What you will do:
Output the material beneath exactly, leaving nothing out.

Materials provided:
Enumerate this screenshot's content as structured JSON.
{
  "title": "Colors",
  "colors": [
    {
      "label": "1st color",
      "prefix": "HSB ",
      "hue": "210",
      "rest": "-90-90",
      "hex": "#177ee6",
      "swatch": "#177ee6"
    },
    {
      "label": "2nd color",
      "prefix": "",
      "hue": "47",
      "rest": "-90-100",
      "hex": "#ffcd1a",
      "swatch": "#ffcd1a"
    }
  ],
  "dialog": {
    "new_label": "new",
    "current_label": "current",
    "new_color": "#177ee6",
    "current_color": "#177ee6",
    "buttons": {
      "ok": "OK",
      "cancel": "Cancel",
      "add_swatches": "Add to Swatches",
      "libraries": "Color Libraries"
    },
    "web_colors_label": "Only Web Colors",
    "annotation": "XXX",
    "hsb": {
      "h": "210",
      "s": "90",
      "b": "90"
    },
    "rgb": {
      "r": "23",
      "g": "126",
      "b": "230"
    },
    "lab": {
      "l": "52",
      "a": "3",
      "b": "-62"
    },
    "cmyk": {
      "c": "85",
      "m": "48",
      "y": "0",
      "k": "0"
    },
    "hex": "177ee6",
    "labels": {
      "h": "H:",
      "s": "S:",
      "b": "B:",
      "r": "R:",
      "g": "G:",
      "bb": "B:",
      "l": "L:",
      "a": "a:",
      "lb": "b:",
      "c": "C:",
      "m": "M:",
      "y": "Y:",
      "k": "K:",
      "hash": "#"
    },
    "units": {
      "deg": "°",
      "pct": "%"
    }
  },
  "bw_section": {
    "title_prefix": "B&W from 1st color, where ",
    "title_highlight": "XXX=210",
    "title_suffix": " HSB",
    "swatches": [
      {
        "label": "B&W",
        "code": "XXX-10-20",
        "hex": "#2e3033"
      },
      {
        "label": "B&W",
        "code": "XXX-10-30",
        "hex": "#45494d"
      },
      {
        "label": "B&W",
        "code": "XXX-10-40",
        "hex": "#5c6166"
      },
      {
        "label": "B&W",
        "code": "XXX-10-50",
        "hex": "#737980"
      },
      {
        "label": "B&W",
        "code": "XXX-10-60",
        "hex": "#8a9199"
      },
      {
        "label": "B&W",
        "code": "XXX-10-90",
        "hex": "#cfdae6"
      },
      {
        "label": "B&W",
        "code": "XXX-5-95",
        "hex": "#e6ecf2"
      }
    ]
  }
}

Task result:
Enumerate this screenshot's content as structured JSON.
{
  "title": "Colors",
  "colors": [
    {
      "label": "1st color",
      "prefix": "HSB ",
      "hue": "210",
      "rest": "-90-90",
      "hex": "#177ee6",
      "swatch": "#177ee6"
    },
    {
      "label": "2nd color",
      "prefix": "",
      "hue": "47",
      "rest": "-90-100",
      "hex": "#ffcd1a",
      "swatch": "#ffcd1a"
    }
  ],
  "dialog": {
    "new_label": "new",
    "current_label": "current",
    "new_color": "#177ee6",
    "current_color": "#177ee6",
    "buttons": {
      "ok": "OK",
      "cancel": "Cancel",
      "add_swatches": "Add to Swatches",
      "libraries": "Color Libraries"
    },
    "web_colors_label": "Only Web Colors",
    "annotation": "XXX",
    "hsb": {
      "h": "210",
      "s": "90",
      "b": "90"
    },
    "rgb": {
      "r": "23",
      "g": "126",
      "b": "230"
    },
    "lab": {
      "l": "52",
      "a": "3",
      "b": "-62"
    },
    "cmyk": {
      "c": "85",
      "m": "48",
      "y": "0",
      "k": "0"
    },
    "hex": "177ee6",
    "labels": {
      "h": "H:",
      "s": "S:",
      "b": "B:",
      "r": "R:",
      "g": "G:",
      "bb": "B:",
      "l": "L:",
      "a": "a:",
      "lb": "b:",
      "c": "C:",
      "m": "M:",
      "y": "Y:",
      "k": "K:",
      "hash": "#"
    },
    "units": {
      "deg": "°",
      "pct": "%"
    }
  },
  "bw_section": {
    "title_prefix": "B&W from 1st color, where ",
    "title_highlight": "XXX=210",
    "title_suffix": " HSB",
    "swatches": [
      {
        "label": "B&W",
        "code": "XXX-10-20",
        "hex": "#2e3033"
      },
      {
        "label": "B&W",
        "code": "XXX-10-30",
        "hex": "#45494d"
      },
      {
        "label": "B&W",
        "code": "XXX-10-40",
        "hex": "#5c6166"
      },
      {
        "label": "B&W",
        "code": "XXX-10-50",
        "hex": "#737980"
      },
      {
        "label": "B&W",
        "code": "XXX-10-60",
        "hex": "#8a9199"
      },
      {
        "label": "B&W",
        "code": "XXX-10-90",
        "hex": "#cfdae6"
      },
      {
        "label": "B&W",
        "code": "XXX-5-95",
        "hex": "#e6ecf2"
      }
    ]
  }
}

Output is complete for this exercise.